:: Written task ::
Copy each line of the data below with the word "sigma".
:: Data records
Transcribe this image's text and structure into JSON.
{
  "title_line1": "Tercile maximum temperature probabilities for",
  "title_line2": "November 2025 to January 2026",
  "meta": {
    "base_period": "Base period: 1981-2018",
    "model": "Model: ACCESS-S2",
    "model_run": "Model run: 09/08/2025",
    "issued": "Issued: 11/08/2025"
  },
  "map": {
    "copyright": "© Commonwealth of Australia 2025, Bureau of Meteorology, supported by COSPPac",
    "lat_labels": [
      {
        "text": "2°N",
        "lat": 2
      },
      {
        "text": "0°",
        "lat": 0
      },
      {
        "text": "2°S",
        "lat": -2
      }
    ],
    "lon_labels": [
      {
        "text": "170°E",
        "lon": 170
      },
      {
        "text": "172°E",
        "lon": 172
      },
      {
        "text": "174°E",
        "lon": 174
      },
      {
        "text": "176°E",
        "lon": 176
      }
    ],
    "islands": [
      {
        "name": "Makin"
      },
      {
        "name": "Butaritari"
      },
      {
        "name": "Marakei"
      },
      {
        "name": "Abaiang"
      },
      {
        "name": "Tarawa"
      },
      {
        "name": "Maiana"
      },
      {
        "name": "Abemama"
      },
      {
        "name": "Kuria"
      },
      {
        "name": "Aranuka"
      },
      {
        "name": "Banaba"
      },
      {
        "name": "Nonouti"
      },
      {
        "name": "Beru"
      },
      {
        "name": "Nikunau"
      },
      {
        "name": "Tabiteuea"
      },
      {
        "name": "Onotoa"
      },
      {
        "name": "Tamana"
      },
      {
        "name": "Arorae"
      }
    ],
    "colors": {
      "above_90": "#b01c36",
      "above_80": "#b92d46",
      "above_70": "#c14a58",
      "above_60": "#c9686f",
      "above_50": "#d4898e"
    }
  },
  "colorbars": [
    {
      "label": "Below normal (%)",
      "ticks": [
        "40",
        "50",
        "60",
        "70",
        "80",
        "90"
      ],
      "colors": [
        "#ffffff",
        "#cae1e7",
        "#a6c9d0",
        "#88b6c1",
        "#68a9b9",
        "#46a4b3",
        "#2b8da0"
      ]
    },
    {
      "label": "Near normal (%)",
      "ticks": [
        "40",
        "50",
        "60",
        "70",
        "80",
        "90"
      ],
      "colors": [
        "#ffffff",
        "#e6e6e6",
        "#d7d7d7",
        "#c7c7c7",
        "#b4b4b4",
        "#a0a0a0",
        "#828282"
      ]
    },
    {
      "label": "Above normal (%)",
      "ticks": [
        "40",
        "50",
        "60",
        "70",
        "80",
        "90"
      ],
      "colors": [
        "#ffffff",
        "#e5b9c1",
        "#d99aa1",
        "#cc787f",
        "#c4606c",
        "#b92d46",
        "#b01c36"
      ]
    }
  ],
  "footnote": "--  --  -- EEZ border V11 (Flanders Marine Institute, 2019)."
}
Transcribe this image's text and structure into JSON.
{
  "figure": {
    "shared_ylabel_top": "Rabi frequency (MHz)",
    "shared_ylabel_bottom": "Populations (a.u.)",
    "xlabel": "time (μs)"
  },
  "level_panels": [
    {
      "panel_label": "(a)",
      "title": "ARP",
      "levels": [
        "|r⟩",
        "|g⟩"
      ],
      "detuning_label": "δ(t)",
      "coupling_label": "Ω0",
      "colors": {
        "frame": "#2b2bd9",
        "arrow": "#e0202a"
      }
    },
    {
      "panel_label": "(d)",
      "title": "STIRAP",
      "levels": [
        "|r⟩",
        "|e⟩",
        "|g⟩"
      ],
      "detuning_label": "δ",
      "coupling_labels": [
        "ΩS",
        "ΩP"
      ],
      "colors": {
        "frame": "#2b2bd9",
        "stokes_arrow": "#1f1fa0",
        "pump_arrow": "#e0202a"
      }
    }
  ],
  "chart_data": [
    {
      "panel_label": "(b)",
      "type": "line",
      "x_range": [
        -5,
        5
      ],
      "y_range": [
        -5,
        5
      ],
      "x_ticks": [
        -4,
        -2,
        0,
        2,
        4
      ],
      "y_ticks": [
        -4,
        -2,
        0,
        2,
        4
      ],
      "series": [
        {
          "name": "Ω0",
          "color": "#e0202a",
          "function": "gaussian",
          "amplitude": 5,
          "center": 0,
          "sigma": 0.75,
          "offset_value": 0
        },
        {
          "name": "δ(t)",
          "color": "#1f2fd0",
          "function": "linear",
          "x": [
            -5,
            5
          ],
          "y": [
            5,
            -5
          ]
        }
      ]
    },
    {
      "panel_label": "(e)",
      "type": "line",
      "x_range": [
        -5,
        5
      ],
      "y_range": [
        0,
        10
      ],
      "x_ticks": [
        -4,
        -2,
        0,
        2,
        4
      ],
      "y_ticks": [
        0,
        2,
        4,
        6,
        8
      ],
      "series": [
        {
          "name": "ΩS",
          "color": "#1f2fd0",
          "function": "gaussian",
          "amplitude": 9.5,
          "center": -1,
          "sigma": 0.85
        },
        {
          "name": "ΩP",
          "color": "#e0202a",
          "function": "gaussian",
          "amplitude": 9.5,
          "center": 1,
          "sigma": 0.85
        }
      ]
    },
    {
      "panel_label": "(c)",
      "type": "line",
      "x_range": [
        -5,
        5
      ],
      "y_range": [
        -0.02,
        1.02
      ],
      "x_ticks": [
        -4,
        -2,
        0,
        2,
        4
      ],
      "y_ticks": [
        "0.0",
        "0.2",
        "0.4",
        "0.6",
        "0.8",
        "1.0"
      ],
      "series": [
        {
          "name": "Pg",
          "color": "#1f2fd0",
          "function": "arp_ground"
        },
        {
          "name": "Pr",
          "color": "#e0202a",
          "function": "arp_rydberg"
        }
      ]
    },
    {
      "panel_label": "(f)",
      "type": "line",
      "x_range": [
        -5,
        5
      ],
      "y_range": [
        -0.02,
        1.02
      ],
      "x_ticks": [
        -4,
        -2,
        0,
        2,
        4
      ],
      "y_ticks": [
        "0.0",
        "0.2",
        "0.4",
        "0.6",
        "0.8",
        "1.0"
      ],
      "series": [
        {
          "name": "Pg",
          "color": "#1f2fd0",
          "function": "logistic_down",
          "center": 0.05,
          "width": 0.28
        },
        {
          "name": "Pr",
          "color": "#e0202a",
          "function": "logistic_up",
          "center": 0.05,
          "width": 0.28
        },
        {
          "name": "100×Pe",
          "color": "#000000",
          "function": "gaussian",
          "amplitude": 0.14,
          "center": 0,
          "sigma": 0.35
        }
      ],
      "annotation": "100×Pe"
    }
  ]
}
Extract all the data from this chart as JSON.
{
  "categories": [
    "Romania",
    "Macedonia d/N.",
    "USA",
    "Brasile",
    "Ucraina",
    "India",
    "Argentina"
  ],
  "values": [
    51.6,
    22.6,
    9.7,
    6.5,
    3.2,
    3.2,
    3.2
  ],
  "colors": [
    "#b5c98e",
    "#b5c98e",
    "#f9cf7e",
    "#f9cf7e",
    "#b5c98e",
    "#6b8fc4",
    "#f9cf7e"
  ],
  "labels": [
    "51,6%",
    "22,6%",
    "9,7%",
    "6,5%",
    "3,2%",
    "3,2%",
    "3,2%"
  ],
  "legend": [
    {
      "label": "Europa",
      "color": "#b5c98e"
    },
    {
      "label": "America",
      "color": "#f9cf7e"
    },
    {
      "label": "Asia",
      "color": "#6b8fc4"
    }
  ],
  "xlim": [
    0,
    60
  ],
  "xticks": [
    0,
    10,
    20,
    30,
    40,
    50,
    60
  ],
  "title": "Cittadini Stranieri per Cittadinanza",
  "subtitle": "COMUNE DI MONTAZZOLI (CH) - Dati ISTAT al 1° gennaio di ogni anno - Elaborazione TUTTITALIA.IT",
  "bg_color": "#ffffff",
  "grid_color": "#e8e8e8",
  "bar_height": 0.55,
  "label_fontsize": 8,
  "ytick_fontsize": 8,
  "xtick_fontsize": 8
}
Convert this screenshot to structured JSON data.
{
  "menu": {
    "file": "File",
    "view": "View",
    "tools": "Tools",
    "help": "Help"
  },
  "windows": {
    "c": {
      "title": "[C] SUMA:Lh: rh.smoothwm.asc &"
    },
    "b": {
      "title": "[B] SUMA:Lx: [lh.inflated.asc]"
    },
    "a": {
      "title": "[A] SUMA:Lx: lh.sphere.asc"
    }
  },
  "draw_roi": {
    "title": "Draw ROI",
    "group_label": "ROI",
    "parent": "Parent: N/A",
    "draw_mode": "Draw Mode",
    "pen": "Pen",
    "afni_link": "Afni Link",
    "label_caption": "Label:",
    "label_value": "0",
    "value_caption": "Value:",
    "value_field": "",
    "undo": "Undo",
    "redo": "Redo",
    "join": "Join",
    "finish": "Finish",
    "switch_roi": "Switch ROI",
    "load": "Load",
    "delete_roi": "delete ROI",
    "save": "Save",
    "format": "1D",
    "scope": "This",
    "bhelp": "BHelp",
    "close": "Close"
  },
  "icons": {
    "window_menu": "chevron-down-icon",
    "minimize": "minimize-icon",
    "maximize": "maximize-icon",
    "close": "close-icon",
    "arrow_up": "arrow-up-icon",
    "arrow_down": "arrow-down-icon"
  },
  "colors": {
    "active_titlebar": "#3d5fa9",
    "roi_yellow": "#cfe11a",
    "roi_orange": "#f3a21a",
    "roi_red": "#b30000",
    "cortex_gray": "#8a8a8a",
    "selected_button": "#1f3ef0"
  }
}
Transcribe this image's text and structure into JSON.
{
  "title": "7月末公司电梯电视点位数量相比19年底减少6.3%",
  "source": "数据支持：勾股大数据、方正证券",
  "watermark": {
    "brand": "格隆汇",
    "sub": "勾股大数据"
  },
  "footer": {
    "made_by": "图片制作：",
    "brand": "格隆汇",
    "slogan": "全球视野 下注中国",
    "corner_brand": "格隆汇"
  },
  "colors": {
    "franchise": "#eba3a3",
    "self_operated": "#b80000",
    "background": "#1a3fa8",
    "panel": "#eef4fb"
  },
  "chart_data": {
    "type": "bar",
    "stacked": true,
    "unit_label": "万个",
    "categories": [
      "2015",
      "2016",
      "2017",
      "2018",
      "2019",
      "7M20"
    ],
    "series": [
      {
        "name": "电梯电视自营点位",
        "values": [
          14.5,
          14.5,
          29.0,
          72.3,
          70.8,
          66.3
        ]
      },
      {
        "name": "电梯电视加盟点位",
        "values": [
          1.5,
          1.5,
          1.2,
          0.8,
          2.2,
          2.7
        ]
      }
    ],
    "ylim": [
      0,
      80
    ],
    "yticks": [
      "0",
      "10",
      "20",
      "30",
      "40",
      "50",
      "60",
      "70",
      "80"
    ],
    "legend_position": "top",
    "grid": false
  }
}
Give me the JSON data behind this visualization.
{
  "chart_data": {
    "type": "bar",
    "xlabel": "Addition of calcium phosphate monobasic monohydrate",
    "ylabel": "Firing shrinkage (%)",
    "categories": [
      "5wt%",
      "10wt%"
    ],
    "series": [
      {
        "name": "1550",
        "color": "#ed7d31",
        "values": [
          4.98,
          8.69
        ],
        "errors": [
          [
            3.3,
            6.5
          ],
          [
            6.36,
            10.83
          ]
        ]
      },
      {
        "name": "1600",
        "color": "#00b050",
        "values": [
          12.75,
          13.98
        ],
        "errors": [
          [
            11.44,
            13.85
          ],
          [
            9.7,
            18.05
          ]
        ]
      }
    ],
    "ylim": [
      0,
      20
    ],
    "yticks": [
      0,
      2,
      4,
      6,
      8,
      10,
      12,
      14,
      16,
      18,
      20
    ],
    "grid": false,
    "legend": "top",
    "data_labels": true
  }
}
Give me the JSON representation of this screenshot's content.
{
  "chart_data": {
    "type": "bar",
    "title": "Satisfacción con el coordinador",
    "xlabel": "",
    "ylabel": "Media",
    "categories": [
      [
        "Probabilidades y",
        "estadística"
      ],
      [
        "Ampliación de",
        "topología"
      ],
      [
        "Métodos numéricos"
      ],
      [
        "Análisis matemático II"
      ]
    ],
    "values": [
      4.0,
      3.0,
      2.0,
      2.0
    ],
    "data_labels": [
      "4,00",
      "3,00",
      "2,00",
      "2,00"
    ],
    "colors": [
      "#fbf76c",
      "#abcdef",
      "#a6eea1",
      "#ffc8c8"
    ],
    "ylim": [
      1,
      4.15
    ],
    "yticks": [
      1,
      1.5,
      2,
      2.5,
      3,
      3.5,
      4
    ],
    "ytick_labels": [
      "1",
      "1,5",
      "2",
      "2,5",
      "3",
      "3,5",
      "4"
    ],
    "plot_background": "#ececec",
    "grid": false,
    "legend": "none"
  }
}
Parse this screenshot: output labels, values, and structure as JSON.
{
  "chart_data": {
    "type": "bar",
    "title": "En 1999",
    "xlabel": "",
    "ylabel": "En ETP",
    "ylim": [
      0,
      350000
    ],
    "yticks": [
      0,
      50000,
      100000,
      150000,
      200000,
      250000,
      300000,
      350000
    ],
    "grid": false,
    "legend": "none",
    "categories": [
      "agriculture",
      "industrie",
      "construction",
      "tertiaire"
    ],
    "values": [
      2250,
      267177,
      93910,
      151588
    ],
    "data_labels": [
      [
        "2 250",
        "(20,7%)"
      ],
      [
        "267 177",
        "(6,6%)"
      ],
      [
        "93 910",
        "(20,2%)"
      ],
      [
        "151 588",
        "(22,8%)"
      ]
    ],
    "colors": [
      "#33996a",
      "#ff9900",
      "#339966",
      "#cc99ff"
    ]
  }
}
::::
:: Result of this task ::
          "sigma": 0.75,
          "sigma": 0.85
          "sigma": 0.85
          "sigma": 0.35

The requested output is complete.